• _TASK_
Please quote all of the material below word for word, leaving out the pictures.

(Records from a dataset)
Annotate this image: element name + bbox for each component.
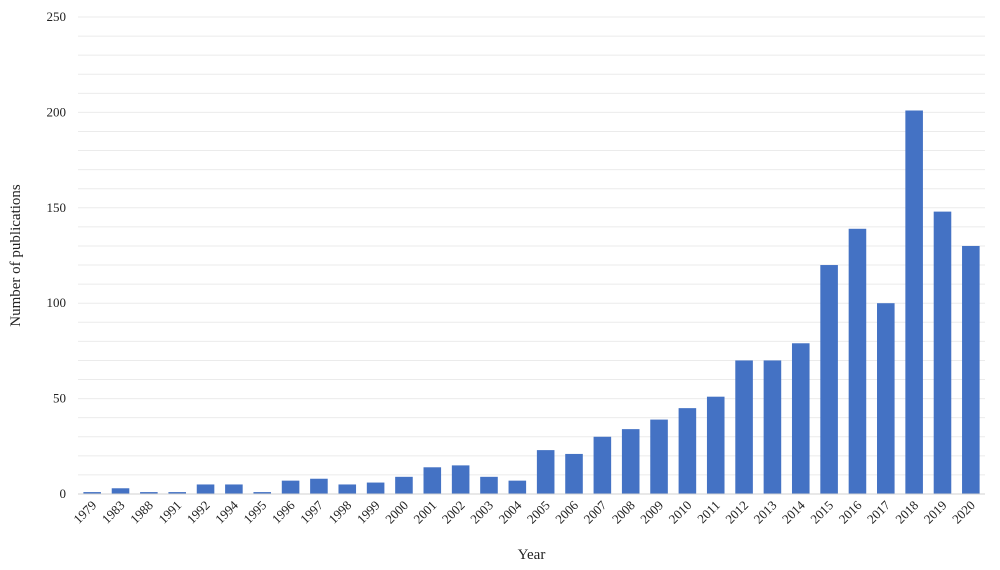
y-tick-label: 200 xyxy=(47,104,67,119)
bar-2003 xyxy=(480,476,498,494)
bar-2007 xyxy=(593,436,612,494)
bar-1995 xyxy=(253,492,272,494)
x-tick-label: 2006 xyxy=(552,497,581,526)
bar-2010 xyxy=(678,408,697,494)
x-tick-label: 2013 xyxy=(751,498,780,527)
x-tick-label: 2009 xyxy=(637,498,666,527)
bar-1999 xyxy=(366,482,385,494)
x-tick-label: 2017 xyxy=(864,497,893,526)
x-tick-label: 2011 xyxy=(694,498,723,527)
bar-2002 xyxy=(451,465,470,494)
x-tick-label: 1999 xyxy=(354,498,383,527)
x-tick-label: 2014 xyxy=(779,497,808,526)
bar-1991 xyxy=(168,492,186,494)
x-tick-label: 2003 xyxy=(467,498,496,527)
x-tick-label: 1994 xyxy=(212,497,241,526)
x-tick-label: 1988 xyxy=(127,498,156,527)
bar-2006 xyxy=(565,453,583,494)
x-tick-label: 2008 xyxy=(609,498,638,527)
bar-1998 xyxy=(338,484,357,494)
x-axis-tick-labels: 1979 1983 1988 1991 1992 1994 1995 1996 1997 1998… xyxy=(70,497,978,526)
bar-2009 xyxy=(650,419,668,494)
bar-2014 xyxy=(791,343,810,494)
y-tick-label: 250 xyxy=(47,9,67,24)
bar-2020 xyxy=(962,245,980,494)
x-tick-label: 1996 xyxy=(269,497,298,526)
bar-2004 xyxy=(508,480,527,494)
x-axis-label: Year xyxy=(518,547,546,563)
x-tick-label: 2004 xyxy=(495,497,524,526)
y-tick-label: 0 xyxy=(60,486,67,501)
y-tick-label: 50 xyxy=(53,391,66,406)
x-tick-label: 2001 xyxy=(410,498,439,527)
x-tick-label: 1979 xyxy=(70,498,99,527)
x-tick-label: 1995 xyxy=(240,498,269,527)
bar-2017 xyxy=(877,303,895,494)
x-tick-label: 2005 xyxy=(524,498,553,527)
x-tick-label: 2018 xyxy=(892,498,921,527)
bar-1994 xyxy=(225,484,243,494)
x-tick-label: 2002 xyxy=(439,498,468,527)
bar-1979 xyxy=(83,492,101,494)
bar-1996 xyxy=(281,480,300,494)
bar-2013 xyxy=(763,360,782,494)
x-tick-label: 2015 xyxy=(807,498,836,527)
bars xyxy=(83,110,980,494)
x-tick-label: 1998 xyxy=(325,498,354,527)
bar-2000 xyxy=(395,476,413,494)
bar-2018 xyxy=(905,110,923,494)
x-tick-label: 2012 xyxy=(722,498,751,527)
bar-2011 xyxy=(706,396,725,494)
bar-1983 xyxy=(111,488,130,494)
bar-1992 xyxy=(196,484,215,494)
y-axis-label: Number of publications xyxy=(8,184,24,327)
bar-2001 xyxy=(423,467,442,494)
x-tick-label: 2007 xyxy=(580,497,609,526)
x-tick-label: 2016 xyxy=(836,497,865,526)
gridlines xyxy=(78,16,985,476)
bar-2015 xyxy=(820,265,838,494)
y-axis-tick-labels: 0 50 100 150 200 250 xyxy=(47,9,67,501)
x-tick-label: 2020 xyxy=(949,498,978,527)
y-tick-label: 100 xyxy=(47,295,67,310)
bar-2005 xyxy=(536,450,555,494)
x-tick-label: 1992 xyxy=(184,498,213,527)
x-tick-label: 2019 xyxy=(921,498,950,527)
bar-1997 xyxy=(310,478,328,494)
bar-1988 xyxy=(140,492,158,494)
bar-2019 xyxy=(933,211,952,494)
x-tick-label: 1991 xyxy=(155,498,184,527)
x-tick-label: 1997 xyxy=(297,497,326,526)
x-tick-label: 2000 xyxy=(382,498,411,527)
bar-2008 xyxy=(621,429,640,494)
x-tick-label: 2010 xyxy=(666,498,695,527)
y-tick-label: 150 xyxy=(47,200,67,215)
bar-2016 xyxy=(848,228,867,494)
bar-2012 xyxy=(735,360,753,494)
x-tick-label: 1983 xyxy=(99,498,128,527)
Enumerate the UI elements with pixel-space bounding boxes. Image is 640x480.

• _SOLUTION_
Annotate this image: element name + bbox for each component.
y-tick-label: 200 xyxy=(47,104,67,119)
bar-2003 xyxy=(480,476,498,494)
bar-2007 xyxy=(593,436,612,494)
bar-1995 xyxy=(253,492,272,494)
x-tick-label: 2006 xyxy=(552,497,581,526)
bar-2010 xyxy=(678,408,697,494)
x-tick-label: 2013 xyxy=(751,498,780,527)
x-tick-label: 2009 xyxy=(637,498,666,527)
bar-1999 xyxy=(366,482,385,494)
x-tick-label: 2017 xyxy=(864,497,893,526)
x-tick-label: 2011 xyxy=(694,498,723,527)
bar-2002 xyxy=(451,465,470,494)
x-tick-label: 1999 xyxy=(354,498,383,527)
x-tick-label: 2014 xyxy=(779,497,808,526)
bar-1991 xyxy=(168,492,186,494)
x-tick-label: 2003 xyxy=(467,498,496,527)
x-tick-label: 1994 xyxy=(212,497,241,526)
x-tick-label: 1988 xyxy=(127,498,156,527)
bar-2006 xyxy=(565,453,583,494)
x-tick-label: 2008 xyxy=(609,498,638,527)
bar-1998 xyxy=(338,484,357,494)
x-axis-tick-labels: 1979 1983 1988 1991 1992 1994 1995 1996 1997 1998… xyxy=(70,497,978,526)
bar-2009 xyxy=(650,419,668,494)
bar-2014 xyxy=(791,343,810,494)
y-tick-label: 250 xyxy=(47,9,67,24)
bar-2020 xyxy=(962,245,980,494)
x-tick-label: 1996 xyxy=(269,497,298,526)
bar-2004 xyxy=(508,480,527,494)
x-axis-label: Year xyxy=(518,547,546,563)
x-tick-label: 2004 xyxy=(495,497,524,526)
y-tick-label: 0 xyxy=(60,486,67,501)
y-tick-label: 50 xyxy=(53,391,66,406)
x-tick-label: 2001 xyxy=(410,498,439,527)
x-tick-label: 1979 xyxy=(70,498,99,527)
x-tick-label: 1995 xyxy=(240,498,269,527)
bar-2017 xyxy=(877,303,895,494)
x-tick-label: 2005 xyxy=(524,498,553,527)
x-tick-label: 2018 xyxy=(892,498,921,527)
bar-1994 xyxy=(225,484,243,494)
x-tick-label: 2002 xyxy=(439,498,468,527)
bar-1979 xyxy=(83,492,101,494)
bar-1996 xyxy=(281,480,300,494)
bar-2013 xyxy=(763,360,782,494)
x-tick-label: 2015 xyxy=(807,498,836,527)
bars xyxy=(83,110,980,494)
x-tick-label: 1998 xyxy=(325,498,354,527)
bar-2000 xyxy=(395,476,413,494)
bar-2018 xyxy=(905,110,923,494)
x-tick-label: 2012 xyxy=(722,498,751,527)
bar-2011 xyxy=(706,396,725,494)
bar-1983 xyxy=(111,488,130,494)
bar-1992 xyxy=(196,484,215,494)
y-axis-label: Number of publications xyxy=(8,184,24,327)
bar-2001 xyxy=(423,467,442,494)
x-tick-label: 2007 xyxy=(580,497,609,526)
x-tick-label: 2016 xyxy=(836,497,865,526)
gridlines xyxy=(78,16,985,476)
bar-2015 xyxy=(820,265,838,494)
y-axis-tick-labels: 0 50 100 150 200 250 xyxy=(47,9,67,501)
x-tick-label: 2020 xyxy=(949,498,978,527)
y-tick-label: 100 xyxy=(47,295,67,310)
bar-2005 xyxy=(536,450,555,494)
x-tick-label: 1992 xyxy=(184,498,213,527)
x-tick-label: 2019 xyxy=(921,498,950,527)
bar-1997 xyxy=(310,478,328,494)
bar-1988 xyxy=(140,492,158,494)
bar-2019 xyxy=(933,211,952,494)
x-tick-label: 1991 xyxy=(155,498,184,527)
x-tick-label: 1997 xyxy=(297,497,326,526)
x-tick-label: 2000 xyxy=(382,498,411,527)
bar-2008 xyxy=(621,429,640,494)
x-tick-label: 2010 xyxy=(666,498,695,527)
y-tick-label: 150 xyxy=(47,200,67,215)
bar-2016 xyxy=(848,228,867,494)
bar-2012 xyxy=(735,360,753,494)
x-tick-label: 1983 xyxy=(99,498,128,527)
Enumerate the UI elements with pixel-space bounding boxes. Image is 640x480.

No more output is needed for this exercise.